Copy out every line in which the string "Score" occurs.

# start of Input rows

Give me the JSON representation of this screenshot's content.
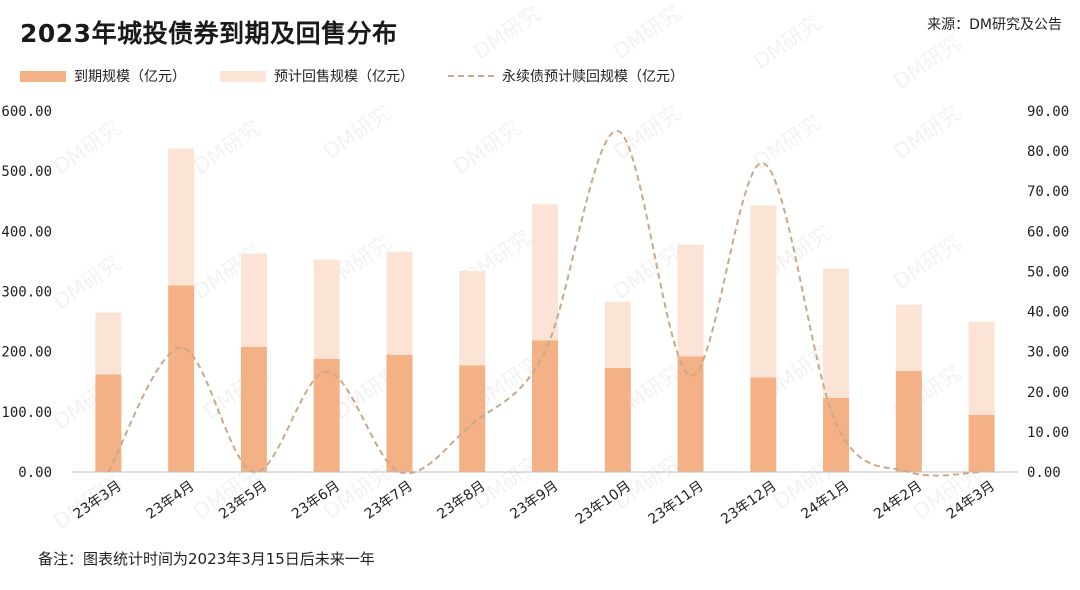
{
  "header": {
    "title": "2023年城投债券到期及回售分布",
    "source": "来源：DM研究及公告"
  },
  "footer": {
    "note": "备注：图表统计时间为2023年3月15日后未来一年"
  },
  "colors": {
    "maturity": "#f3b185",
    "putback": "#fbe3d5",
    "perpetual": "#c9a989",
    "axis": "#bfbfbf"
  },
  "chart_data": {
    "type": "bar",
    "title": "2023年城投债券到期及回售分布",
    "categories": [
      "23年3月",
      "23年4月",
      "23年5月",
      "23年6月",
      "23年7月",
      "23年8月",
      "23年9月",
      "23年10月",
      "23年11月",
      "23年12月",
      "24年1月",
      "24年2月",
      "24年3月"
    ],
    "series": [
      {
        "name": "到期规模（亿元）",
        "kind": "stacked-bar",
        "axis": "left",
        "values": [
          162,
          310,
          208,
          188,
          195,
          177,
          219,
          173,
          192,
          157,
          123,
          168,
          95
        ]
      },
      {
        "name": "预计回售规模（亿元）",
        "kind": "stacked-bar",
        "axis": "left",
        "values": [
          103,
          228,
          155,
          165,
          171,
          157,
          226,
          110,
          186,
          286,
          215,
          110,
          155
        ]
      },
      {
        "name": "永续债预计赎回规模（亿元）",
        "kind": "smooth-dashed-line",
        "axis": "right",
        "values": [
          0,
          31,
          0,
          25,
          0,
          12,
          30,
          85,
          24,
          77,
          12,
          0,
          0
        ]
      }
    ],
    "y_left": {
      "min": 0,
      "max": 600,
      "step": 100,
      "tick_labels": [
        "0.00",
        "100.00",
        "200.00",
        "300.00",
        "400.00",
        "500.00",
        "600.00"
      ]
    },
    "y_right": {
      "min": 0,
      "max": 90,
      "step": 10,
      "tick_labels": [
        "0.00",
        "10.00",
        "20.00",
        "30.00",
        "40.00",
        "50.00",
        "60.00",
        "70.00",
        "80.00",
        "90.00"
      ]
    },
    "legend_position": "top-left",
    "grid": false,
    "watermark": "DM研究"
  }
}
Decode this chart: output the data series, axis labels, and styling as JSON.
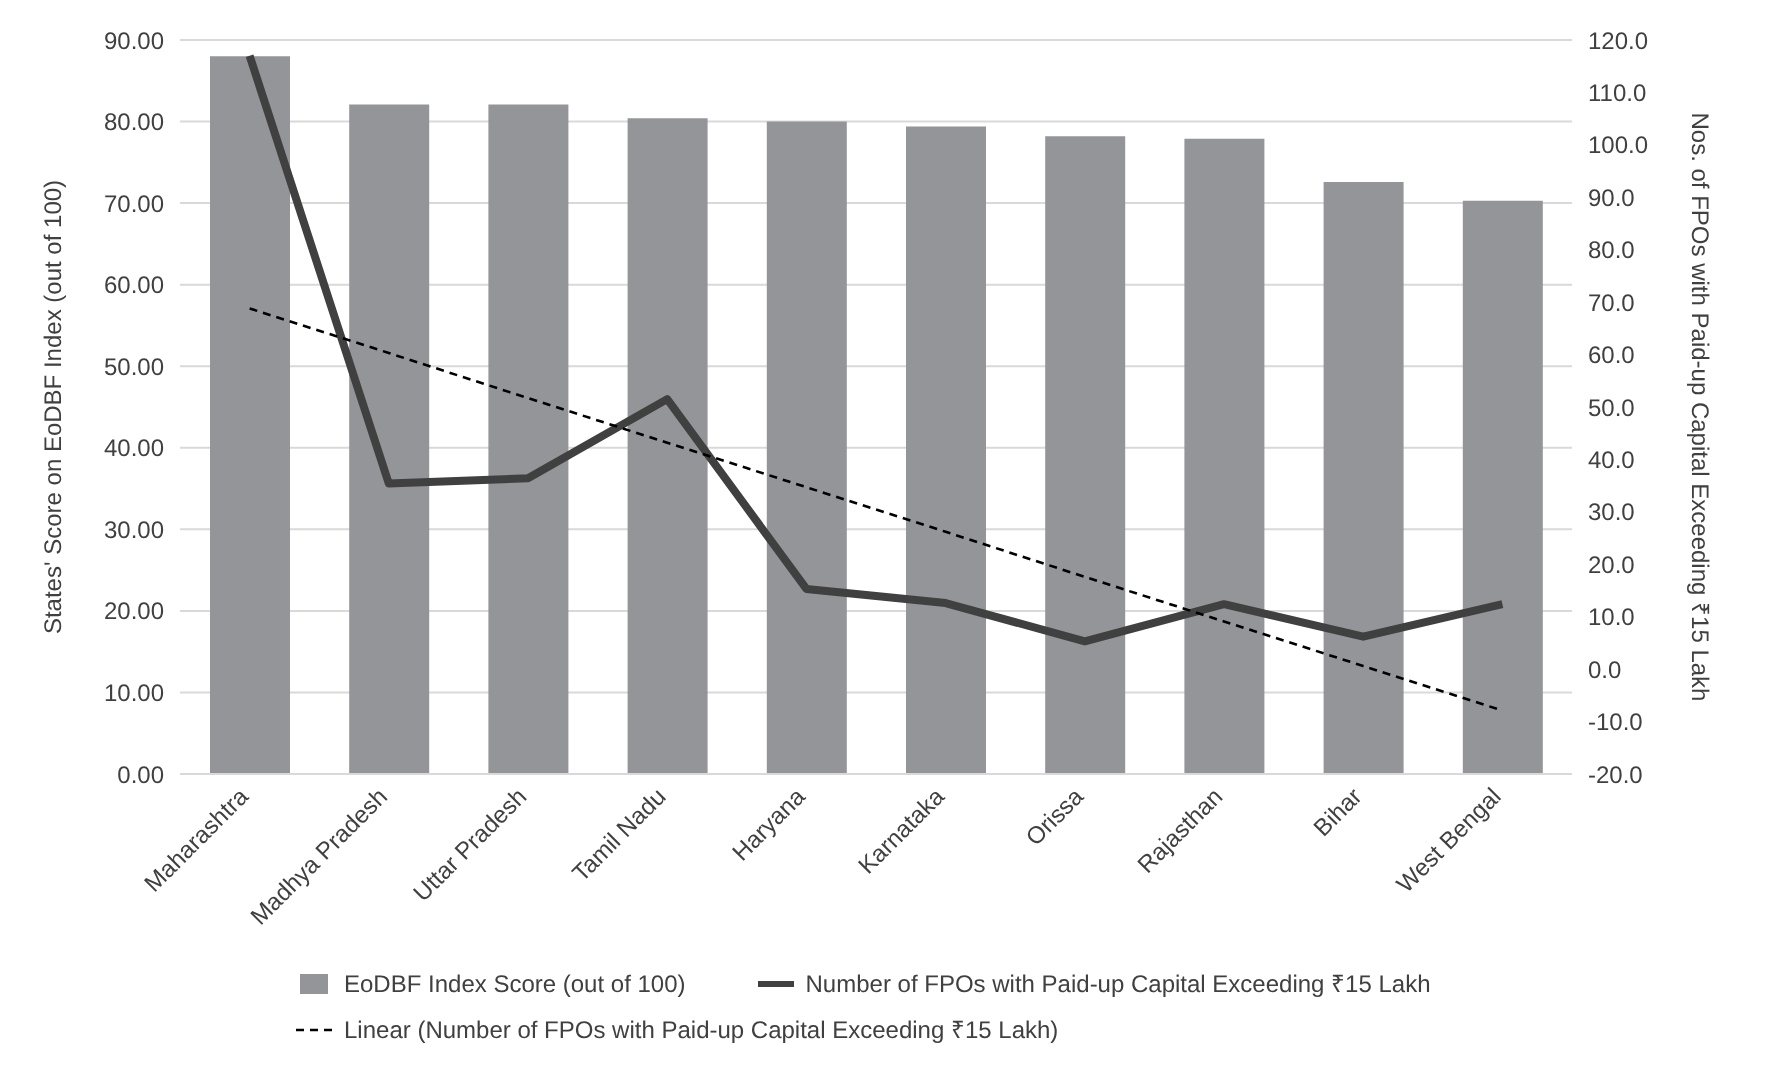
{
  "chart_data": {
    "type": "bar",
    "ylabel": "States' Score on EoDBF Index (out of 100)",
    "y2label": "Nos. of FPOs with Paid-up Capital Exceeding ₹15 Lakh",
    "categories": [
      "Maharashtra",
      "Madhya Pradesh",
      "Uttar Pradesh",
      "Tamil Nadu",
      "Haryana",
      "Karnataka",
      "Orissa",
      "Rajasthan",
      "Bihar",
      "West Bengal"
    ],
    "series": [
      {
        "name": "EoDBF Index Score (out of 100)",
        "color": "#939598",
        "values": [
          88.0,
          82.1,
          82.1,
          80.4,
          80.0,
          79.4,
          78.2,
          77.9,
          72.6,
          70.3
        ]
      },
      {
        "name": "Number of  FPOs with Paid-up Capital Exceeding ₹15 Lakh",
        "type": "line",
        "axis": "y2",
        "color": "#404040",
        "line_style": "solid",
        "values": [
          117.0,
          35.4,
          36.4,
          51.5,
          15.3,
          12.6,
          5.3,
          12.4,
          6.2,
          12.4
        ]
      },
      {
        "name": "Linear (Number of  FPOs with Paid-up Capital Exceeding ₹15 Lakh)",
        "type": "line",
        "axis": "y2",
        "color": "#000000",
        "line_style": "dashed",
        "values": [
          68.8,
          60.3,
          51.7,
          43.2,
          34.7,
          26.2,
          17.6,
          9.1,
          0.6,
          -7.9
        ]
      }
    ],
    "ylim": [
      0,
      90
    ],
    "yticks": [
      {
        "value": 0,
        "label": "0.00"
      },
      {
        "value": 10,
        "label": "10.00"
      },
      {
        "value": 20,
        "label": "20.00"
      },
      {
        "value": 30,
        "label": "30.00"
      },
      {
        "value": 40,
        "label": "40.00"
      },
      {
        "value": 50,
        "label": "50.00"
      },
      {
        "value": 60,
        "label": "60.00"
      },
      {
        "value": 70,
        "label": "70.00"
      },
      {
        "value": 80,
        "label": "80.00"
      },
      {
        "value": 90,
        "label": "90.00"
      }
    ],
    "y2lim": [
      -20,
      120
    ],
    "y2ticks": [
      {
        "value": -20,
        "label": "-20.0"
      },
      {
        "value": -10,
        "label": "-10.0"
      },
      {
        "value": 0,
        "label": "0.0"
      },
      {
        "value": 10,
        "label": "10.0"
      },
      {
        "value": 20,
        "label": "20.0"
      },
      {
        "value": 30,
        "label": "30.0"
      },
      {
        "value": 40,
        "label": "40.0"
      },
      {
        "value": 50,
        "label": "50.0"
      },
      {
        "value": 60,
        "label": "60.0"
      },
      {
        "value": 70,
        "label": "70.0"
      },
      {
        "value": 80,
        "label": "80.0"
      },
      {
        "value": 90,
        "label": "90.0"
      },
      {
        "value": 100,
        "label": "100.0"
      },
      {
        "value": 110,
        "label": "110.0"
      },
      {
        "value": 120,
        "label": "120.0"
      }
    ],
    "grid": "y",
    "legend": "bottom",
    "marker": "none"
  }
}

# end of Input rows

Exercise solution:
    "ylabel": "States' Score on EoDBF Index (out of 100)",
        "name": "EoDBF Index Score (out of 100)",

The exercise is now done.